Excerpted text:
..........

Next was Rain Over St. Ambrose, but we’ll get to them in a moment.
Closing out the night was The Town Heroes, two Capers that have done pretty damn well for themselves. Fresh off a plane from Germany, Mike Ryan and Bruce Gillis sounded a little worse for wear between songs, but left nothing to be desired once the music started. Half blues inspired White Stripes-ish rock, half stadium anthems, The Town Heroes sounded like they should have been on a much bigger stage with a much bigger crowd. Filling the room with a wall of sound, the duo had no problem commanding the crowd’s attention with big riffs, great songwriting and an energy the belied their obvious jetlag.
The Town Heroes
The Town HeroesThe Town Heroes

And now, back to Rain Over St. Ambrose.

..........

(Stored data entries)
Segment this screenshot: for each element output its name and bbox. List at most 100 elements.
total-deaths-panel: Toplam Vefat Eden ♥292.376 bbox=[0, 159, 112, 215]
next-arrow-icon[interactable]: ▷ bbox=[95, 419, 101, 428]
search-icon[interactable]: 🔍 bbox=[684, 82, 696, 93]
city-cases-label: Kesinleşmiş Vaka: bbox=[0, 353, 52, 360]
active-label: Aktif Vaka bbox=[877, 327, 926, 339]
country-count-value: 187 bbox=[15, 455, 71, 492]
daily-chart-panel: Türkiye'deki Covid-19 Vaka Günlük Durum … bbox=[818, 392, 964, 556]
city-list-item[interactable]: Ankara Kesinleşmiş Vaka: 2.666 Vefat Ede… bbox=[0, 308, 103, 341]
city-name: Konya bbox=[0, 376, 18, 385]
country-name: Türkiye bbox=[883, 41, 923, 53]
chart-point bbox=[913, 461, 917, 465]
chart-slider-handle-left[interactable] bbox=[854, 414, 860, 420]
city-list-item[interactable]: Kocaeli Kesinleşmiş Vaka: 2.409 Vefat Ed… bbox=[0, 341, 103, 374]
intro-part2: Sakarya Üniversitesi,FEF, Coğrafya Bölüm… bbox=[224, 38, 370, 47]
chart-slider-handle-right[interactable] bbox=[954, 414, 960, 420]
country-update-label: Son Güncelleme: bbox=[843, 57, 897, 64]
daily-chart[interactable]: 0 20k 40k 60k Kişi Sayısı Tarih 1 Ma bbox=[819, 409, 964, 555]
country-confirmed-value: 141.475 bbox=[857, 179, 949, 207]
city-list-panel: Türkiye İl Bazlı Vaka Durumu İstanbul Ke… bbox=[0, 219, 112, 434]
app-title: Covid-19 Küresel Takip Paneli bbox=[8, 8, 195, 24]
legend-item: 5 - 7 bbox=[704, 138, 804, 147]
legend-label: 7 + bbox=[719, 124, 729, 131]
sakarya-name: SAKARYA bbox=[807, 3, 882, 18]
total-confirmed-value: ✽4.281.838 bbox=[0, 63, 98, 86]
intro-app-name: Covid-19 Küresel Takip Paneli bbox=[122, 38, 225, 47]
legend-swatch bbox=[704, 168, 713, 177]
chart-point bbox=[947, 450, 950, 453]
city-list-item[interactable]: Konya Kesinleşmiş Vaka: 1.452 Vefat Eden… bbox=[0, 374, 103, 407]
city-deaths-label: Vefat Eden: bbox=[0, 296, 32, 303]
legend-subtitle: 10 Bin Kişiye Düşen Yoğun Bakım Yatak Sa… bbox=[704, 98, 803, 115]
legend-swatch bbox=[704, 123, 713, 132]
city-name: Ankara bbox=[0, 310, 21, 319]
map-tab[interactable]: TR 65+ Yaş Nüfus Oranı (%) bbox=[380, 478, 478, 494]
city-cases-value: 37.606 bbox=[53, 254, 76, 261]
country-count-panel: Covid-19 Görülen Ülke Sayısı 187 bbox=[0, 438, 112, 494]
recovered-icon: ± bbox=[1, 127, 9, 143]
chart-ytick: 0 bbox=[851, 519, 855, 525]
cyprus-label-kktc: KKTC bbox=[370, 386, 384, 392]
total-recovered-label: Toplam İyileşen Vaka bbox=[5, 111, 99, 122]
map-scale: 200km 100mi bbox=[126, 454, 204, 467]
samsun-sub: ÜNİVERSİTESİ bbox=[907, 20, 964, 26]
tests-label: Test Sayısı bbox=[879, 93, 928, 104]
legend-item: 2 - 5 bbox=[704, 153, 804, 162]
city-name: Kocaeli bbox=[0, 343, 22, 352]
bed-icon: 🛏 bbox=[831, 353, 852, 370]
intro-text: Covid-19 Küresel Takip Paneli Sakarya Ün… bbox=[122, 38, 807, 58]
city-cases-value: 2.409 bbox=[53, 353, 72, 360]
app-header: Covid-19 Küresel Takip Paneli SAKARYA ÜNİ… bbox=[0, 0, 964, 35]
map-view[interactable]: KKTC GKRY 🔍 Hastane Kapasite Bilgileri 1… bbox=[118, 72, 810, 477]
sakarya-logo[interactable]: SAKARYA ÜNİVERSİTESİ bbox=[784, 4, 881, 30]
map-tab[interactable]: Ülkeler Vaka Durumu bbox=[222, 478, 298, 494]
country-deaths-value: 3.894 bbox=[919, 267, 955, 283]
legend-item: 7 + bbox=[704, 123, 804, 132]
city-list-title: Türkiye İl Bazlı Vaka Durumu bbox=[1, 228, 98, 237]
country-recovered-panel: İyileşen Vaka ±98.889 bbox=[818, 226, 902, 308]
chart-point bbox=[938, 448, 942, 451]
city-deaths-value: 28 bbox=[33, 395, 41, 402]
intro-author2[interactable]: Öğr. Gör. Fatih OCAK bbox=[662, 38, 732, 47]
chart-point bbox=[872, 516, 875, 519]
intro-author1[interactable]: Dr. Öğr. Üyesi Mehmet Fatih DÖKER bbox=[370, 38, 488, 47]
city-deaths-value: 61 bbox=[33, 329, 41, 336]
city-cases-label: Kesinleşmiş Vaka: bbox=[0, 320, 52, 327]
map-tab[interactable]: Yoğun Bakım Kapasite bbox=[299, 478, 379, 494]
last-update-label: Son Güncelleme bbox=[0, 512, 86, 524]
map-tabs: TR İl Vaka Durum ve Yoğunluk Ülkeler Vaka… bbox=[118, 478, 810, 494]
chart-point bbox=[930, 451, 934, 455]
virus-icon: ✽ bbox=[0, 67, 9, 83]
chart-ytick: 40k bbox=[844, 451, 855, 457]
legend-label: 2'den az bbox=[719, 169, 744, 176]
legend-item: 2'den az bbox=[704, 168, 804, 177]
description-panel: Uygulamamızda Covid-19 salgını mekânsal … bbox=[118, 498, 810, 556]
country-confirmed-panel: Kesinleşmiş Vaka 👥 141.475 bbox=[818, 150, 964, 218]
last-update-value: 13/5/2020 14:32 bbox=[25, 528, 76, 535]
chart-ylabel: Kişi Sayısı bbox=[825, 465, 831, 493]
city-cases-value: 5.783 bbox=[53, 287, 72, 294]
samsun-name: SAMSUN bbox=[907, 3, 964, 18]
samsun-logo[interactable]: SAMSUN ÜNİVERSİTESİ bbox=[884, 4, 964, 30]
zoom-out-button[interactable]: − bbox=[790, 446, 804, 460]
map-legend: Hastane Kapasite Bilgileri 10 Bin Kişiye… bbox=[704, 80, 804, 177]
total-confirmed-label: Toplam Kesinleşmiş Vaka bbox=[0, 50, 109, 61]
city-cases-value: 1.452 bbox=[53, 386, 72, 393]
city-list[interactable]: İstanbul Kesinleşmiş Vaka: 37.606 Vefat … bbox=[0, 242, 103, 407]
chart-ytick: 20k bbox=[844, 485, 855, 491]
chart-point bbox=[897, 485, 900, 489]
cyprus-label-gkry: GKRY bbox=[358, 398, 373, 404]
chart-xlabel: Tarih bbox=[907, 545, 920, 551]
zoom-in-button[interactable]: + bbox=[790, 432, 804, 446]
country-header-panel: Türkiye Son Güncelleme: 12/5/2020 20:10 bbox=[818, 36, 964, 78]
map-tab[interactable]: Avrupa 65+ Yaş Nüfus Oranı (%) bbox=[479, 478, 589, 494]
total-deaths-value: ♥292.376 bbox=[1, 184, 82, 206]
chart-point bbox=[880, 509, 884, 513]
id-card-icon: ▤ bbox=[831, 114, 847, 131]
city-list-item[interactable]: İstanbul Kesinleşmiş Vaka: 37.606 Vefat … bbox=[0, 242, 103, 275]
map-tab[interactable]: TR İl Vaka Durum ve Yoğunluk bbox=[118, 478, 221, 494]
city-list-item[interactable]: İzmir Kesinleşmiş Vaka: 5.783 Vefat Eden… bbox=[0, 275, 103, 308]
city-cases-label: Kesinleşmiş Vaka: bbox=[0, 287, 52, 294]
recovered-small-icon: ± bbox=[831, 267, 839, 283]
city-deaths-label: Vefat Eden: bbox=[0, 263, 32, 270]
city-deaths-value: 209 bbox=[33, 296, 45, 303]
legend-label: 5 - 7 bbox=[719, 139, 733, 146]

..........

Task list:
(A) Rewrite the concert review starting at "Closing out the" and ending at "their obvious jetlag.", substituting "pair" for "duo".
(B) Summarize the concert review in two sentences.

Results for the exercise:
(A)
Closing out the night was The Town Heroes, two Capers that have done pretty damn well for themselves. Fresh off a plane from Germany, Mike Ryan and Bruce Gillis sounded a little worse for wear between songs, but left nothing to be desired once the music started. Half blues inspired White Stripes-ish rock, half stadium anthems, The Town Heroes sounded like they should have been on a much bigger stage with a much bigger crowd. Filling the room with a wall of sound, the pair had no problem commanding the crowd’s attention with big riffs, great songwriting and an energy the belied their obvious jetlag.

(B) The Town Heroes, two Capers named Mike Ryan and Bruce Gillis, closed out the night fresh off a plane from Germany and sounded a little worse for wear between songs but strong once the music started. Mixing blues-inspired rock with stadium anthems, the duo filled the room with a wall of sound and commanded the crowd's attention with big riffs, great songwriting and energy that belied their jetlag.